Stored entries:
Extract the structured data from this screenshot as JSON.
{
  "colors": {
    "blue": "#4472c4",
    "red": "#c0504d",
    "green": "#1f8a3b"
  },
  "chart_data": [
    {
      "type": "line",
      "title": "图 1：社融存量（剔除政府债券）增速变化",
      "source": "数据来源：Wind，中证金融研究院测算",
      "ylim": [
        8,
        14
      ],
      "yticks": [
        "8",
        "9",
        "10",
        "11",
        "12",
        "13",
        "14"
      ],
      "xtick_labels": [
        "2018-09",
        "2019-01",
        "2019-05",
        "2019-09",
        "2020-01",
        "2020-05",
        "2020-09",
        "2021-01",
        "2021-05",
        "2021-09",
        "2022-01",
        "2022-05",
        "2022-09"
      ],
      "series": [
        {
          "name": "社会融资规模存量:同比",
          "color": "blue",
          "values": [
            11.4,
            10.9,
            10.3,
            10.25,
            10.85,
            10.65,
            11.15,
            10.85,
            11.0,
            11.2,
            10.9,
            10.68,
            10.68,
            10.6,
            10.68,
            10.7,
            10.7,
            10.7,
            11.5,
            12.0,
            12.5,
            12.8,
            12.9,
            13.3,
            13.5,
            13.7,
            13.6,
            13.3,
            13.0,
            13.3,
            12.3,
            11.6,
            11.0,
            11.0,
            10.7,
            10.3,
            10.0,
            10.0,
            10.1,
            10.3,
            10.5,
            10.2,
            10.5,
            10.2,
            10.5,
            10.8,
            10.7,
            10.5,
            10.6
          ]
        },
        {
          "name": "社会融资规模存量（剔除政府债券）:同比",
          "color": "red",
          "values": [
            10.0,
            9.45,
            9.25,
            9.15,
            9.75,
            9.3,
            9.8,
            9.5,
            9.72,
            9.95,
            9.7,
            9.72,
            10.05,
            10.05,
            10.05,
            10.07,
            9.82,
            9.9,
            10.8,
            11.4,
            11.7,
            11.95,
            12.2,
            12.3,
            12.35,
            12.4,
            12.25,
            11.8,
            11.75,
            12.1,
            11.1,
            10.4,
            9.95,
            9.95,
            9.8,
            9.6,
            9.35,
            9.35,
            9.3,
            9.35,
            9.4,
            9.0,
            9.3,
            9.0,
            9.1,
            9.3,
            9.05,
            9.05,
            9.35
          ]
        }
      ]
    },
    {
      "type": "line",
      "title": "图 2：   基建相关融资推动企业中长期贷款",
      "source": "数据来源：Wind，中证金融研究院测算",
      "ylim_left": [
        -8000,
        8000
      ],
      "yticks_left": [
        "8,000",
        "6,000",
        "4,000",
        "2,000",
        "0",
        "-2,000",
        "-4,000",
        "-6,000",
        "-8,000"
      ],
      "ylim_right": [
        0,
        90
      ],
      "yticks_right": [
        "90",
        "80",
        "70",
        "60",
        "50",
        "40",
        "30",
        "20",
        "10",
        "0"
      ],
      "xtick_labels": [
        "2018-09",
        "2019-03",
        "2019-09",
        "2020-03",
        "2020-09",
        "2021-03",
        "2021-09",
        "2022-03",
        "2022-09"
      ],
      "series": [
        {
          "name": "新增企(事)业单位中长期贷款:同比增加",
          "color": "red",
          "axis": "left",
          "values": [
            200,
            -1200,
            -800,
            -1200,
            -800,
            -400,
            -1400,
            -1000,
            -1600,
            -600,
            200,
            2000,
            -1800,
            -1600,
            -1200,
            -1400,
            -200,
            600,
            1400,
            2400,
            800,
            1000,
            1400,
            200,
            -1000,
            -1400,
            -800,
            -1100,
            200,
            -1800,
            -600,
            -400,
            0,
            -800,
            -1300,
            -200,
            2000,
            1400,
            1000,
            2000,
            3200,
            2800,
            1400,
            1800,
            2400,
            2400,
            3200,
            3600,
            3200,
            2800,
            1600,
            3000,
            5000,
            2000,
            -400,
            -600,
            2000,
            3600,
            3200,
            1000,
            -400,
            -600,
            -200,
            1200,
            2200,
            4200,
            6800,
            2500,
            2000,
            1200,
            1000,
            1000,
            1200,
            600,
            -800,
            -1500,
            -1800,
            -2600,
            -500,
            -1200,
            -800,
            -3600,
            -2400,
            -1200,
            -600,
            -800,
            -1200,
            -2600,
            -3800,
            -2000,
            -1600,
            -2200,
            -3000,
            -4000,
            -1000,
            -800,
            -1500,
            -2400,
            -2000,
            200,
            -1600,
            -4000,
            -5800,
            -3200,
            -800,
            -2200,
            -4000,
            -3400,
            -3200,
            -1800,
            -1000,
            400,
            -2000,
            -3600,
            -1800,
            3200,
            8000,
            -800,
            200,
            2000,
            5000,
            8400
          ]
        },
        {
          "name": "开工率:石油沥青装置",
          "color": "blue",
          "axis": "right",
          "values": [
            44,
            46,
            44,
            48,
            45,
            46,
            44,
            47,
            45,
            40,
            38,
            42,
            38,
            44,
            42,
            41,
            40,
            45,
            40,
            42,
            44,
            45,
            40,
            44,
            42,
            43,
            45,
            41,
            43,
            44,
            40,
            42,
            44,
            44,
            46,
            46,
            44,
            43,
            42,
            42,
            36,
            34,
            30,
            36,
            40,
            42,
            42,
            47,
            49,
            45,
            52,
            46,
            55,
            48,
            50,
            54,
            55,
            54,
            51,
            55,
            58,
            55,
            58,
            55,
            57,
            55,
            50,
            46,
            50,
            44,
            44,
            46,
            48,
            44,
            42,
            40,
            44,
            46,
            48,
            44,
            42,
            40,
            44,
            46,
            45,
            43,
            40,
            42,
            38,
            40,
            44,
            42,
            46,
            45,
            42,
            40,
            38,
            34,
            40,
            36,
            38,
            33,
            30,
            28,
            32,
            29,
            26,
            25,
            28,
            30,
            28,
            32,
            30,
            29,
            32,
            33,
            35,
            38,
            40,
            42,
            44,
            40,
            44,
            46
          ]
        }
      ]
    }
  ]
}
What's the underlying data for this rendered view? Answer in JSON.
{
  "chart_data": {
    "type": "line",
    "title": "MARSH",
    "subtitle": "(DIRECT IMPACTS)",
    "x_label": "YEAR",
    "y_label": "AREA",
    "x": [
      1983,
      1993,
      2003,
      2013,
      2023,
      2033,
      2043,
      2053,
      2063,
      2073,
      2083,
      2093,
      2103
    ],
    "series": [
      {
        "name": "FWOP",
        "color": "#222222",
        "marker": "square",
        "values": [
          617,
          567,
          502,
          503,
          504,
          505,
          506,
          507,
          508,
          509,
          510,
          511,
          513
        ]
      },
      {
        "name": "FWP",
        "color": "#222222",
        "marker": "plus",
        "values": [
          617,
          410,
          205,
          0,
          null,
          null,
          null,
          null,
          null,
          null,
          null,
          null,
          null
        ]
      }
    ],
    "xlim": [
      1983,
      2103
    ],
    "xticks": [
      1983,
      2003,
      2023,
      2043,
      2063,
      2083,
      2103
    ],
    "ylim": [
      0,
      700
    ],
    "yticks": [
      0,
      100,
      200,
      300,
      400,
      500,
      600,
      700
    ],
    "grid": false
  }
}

#### Goal of the exercise:
Print every record above exactly as written.

#### Expected answer:
Extract the structured data from this screenshot as JSON.
{
  "colors": {
    "blue": "#4472c4",
    "red": "#c0504d",
    "green": "#1f8a3b"
  },
  "chart_data": [
    {
      "type": "line",
      "title": "图 1：社融存量（剔除政府债券）增速变化",
      "source": "数据来源：Wind，中证金融研究院测算",
      "ylim": [
        8,
        14
      ],
      "yticks": [
        "8",
        "9",
        "10",
        "11",
        "12",
        "13",
        "14"
      ],
      "xtick_labels": [
        "2018-09",
        "2019-01",
        "2019-05",
        "2019-09",
        "2020-01",
        "2020-05",
        "2020-09",
        "2021-01",
        "2021-05",
        "2021-09",
        "2022-01",
        "2022-05",
        "2022-09"
      ],
      "series": [
        {
          "name": "社会融资规模存量:同比",
          "color": "blue",
          "values": [
            11.4,
            10.9,
            10.3,
            10.25,
            10.85,
            10.65,
            11.15,
            10.85,
            11.0,
            11.2,
            10.9,
            10.68,
            10.68,
            10.6,
            10.68,
            10.7,
            10.7,
            10.7,
            11.5,
            12.0,
            12.5,
            12.8,
            12.9,
            13.3,
            13.5,
            13.7,
            13.6,
            13.3,
            13.0,
            13.3,
            12.3,
            11.6,
            11.0,
            11.0,
            10.7,
            10.3,
            10.0,
            10.0,
            10.1,
            10.3,
            10.5,
            10.2,
            10.5,
            10.2,
            10.5,
            10.8,
            10.7,
            10.5,
            10.6
          ]
        },
        {
          "name": "社会融资规模存量（剔除政府债券）:同比",
          "color": "red",
          "values": [
            10.0,
            9.45,
            9.25,
            9.15,
            9.75,
            9.3,
            9.8,
            9.5,
            9.72,
            9.95,
            9.7,
            9.72,
            10.05,
            10.05,
            10.05,
            10.07,
            9.82,
            9.9,
            10.8,
            11.4,
            11.7,
            11.95,
            12.2,
            12.3,
            12.35,
            12.4,
            12.25,
            11.8,
            11.75,
            12.1,
            11.1,
            10.4,
            9.95,
            9.95,
            9.8,
            9.6,
            9.35,
            9.35,
            9.3,
            9.35,
            9.4,
            9.0,
            9.3,
            9.0,
            9.1,
            9.3,
            9.05,
            9.05,
            9.35
          ]
        }
      ]
    },
    {
      "type": "line",
      "title": "图 2：   基建相关融资推动企业中长期贷款",
      "source": "数据来源：Wind，中证金融研究院测算",
      "ylim_left": [
        -8000,
        8000
      ],
      "yticks_left": [
        "8,000",
        "6,000",
        "4,000",
        "2,000",
        "0",
        "-2,000",
        "-4,000",
        "-6,000",
        "-8,000"
      ],
      "ylim_right": [
        0,
        90
      ],
      "yticks_right": [
        "90",
        "80",
        "70",
        "60",
        "50",
        "40",
        "30",
        "20",
        "10",
        "0"
      ],
      "xtick_labels": [
        "2018-09",
        "2019-03",
        "2019-09",
        "2020-03",
        "2020-09",
        "2021-03",
        "2021-09",
        "2022-03",
        "2022-09"
      ],
      "series": [
        {
          "name": "新增企(事)业单位中长期贷款:同比增加",
          "color": "red",
          "axis": "left",
          "values": [
            200,
            -1200,
            -800,
            -1200,
            -800,
            -400,
            -1400,
            -1000,
            -1600,
            -600,
            200,
            2000,
            -1800,
            -1600,
            -1200,
            -1400,
            -200,
            600,
            1400,
            2400,
            800,
            1000,
            1400,
            200,
            -1000,
            -1400,
            -800,
            -1100,
            200,
            -1800,
            -600,
            -400,
            0,
            -800,
            -1300,
            -200,
            2000,
            1400,
            1000,
            2000,
            3200,
            2800,
            1400,
            1800,
            2400,
            2400,
            3200,
            3600,
            3200,
            2800,
            1600,
            3000,
            5000,
            2000,
            -400,
            -600,
            2000,
            3600,
            3200,
            1000,
            -400,
            -600,
            -200,
            1200,
            2200,
            4200,
            6800,
            2500,
            2000,
            1200,
            1000,
            1000,
            1200,
            600,
            -800,
            -1500,
            -1800,
            -2600,
            -500,
            -1200,
            -800,
            -3600,
            -2400,
            -1200,
            -600,
            -800,
            -1200,
            -2600,
            -3800,
            -2000,
            -1600,
            -2200,
            -3000,
            -4000,
            -1000,
            -800,
            -1500,
            -2400,
            -2000,
            200,
            -1600,
            -4000,
            -5800,
            -3200,
            -800,
            -2200,
            -4000,
            -3400,
            -3200,
            -1800,
            -1000,
            400,
            -2000,
            -3600,
            -1800,
            3200,
            8000,
            -800,
            200,
            2000,
            5000,
            8400
          ]
        },
        {
          "name": "开工率:石油沥青装置",
          "color": "blue",
          "axis": "right",
          "values": [
            44,
            46,
            44,
            48,
            45,
            46,
            44,
            47,
            45,
            40,
            38,
            42,
            38,
            44,
            42,
            41,
            40,
            45,
            40,
            42,
            44,
            45,
            40,
            44,
            42,
            43,
            45,
            41,
            43,
            44,
            40,
            42,
            44,
            44,
            46,
            46,
            44,
            43,
            42,
            42,
            36,
            34,
            30,
            36,
            40,
            42,
            42,
            47,
            49,
            45,
            52,
            46,
            55,
            48,
            50,
            54,
            55,
            54,
            51,
            55,
            58,
            55,
            58,
            55,
            57,
            55,
            50,
            46,
            50,
            44,
            44,
            46,
            48,
            44,
            42,
            40,
            44,
            46,
            48,
            44,
            42,
            40,
            44,
            46,
            45,
            43,
            40,
            42,
            38,
            40,
            44,
            42,
            46,
            45,
            42,
            40,
            38,
            34,
            40,
            36,
            38,
            33,
            30,
            28,
            32,
            29,
            26,
            25,
            28,
            30,
            28,
            32,
            30,
            29,
            32,
            33,
            35,
            38,
            40,
            42,
            44,
            40,
            44,
            46
          ]
        }
      ]
    }
  ]
}
What's the underlying data for this rendered view? Answer in JSON.
{
  "chart_data": {
    "type": "line",
    "title": "MARSH",
    "subtitle": "(DIRECT IMPACTS)",
    "x_label": "YEAR",
    "y_label": "AREA",
    "x": [
      1983,
      1993,
      2003,
      2013,
      2023,
      2033,
      2043,
      2053,
      2063,
      2073,
      2083,
      2093,
      2103
    ],
    "series": [
      {
        "name": "FWOP",
        "color": "#222222",
        "marker": "square",
        "values": [
          617,
          567,
          502,
          503,
          504,
          505,
          506,
          507,
          508,
          509,
          510,
          511,
          513
        ]
      },
      {
        "name": "FWP",
        "color": "#222222",
        "marker": "plus",
        "values": [
          617,
          410,
          205,
          0,
          null,
          null,
          null,
          null,
          null,
          null,
          null,
          null,
          null
        ]
      }
    ],
    "xlim": [
      1983,
      2103
    ],
    "xticks": [
      1983,
      2003,
      2023,
      2043,
      2063,
      2083,
      2103
    ],
    "ylim": [
      0,
      700
    ],
    "yticks": [
      0,
      100,
      200,
      300,
      400,
      500,
      600,
      700
    ],
    "grid": false
  }
}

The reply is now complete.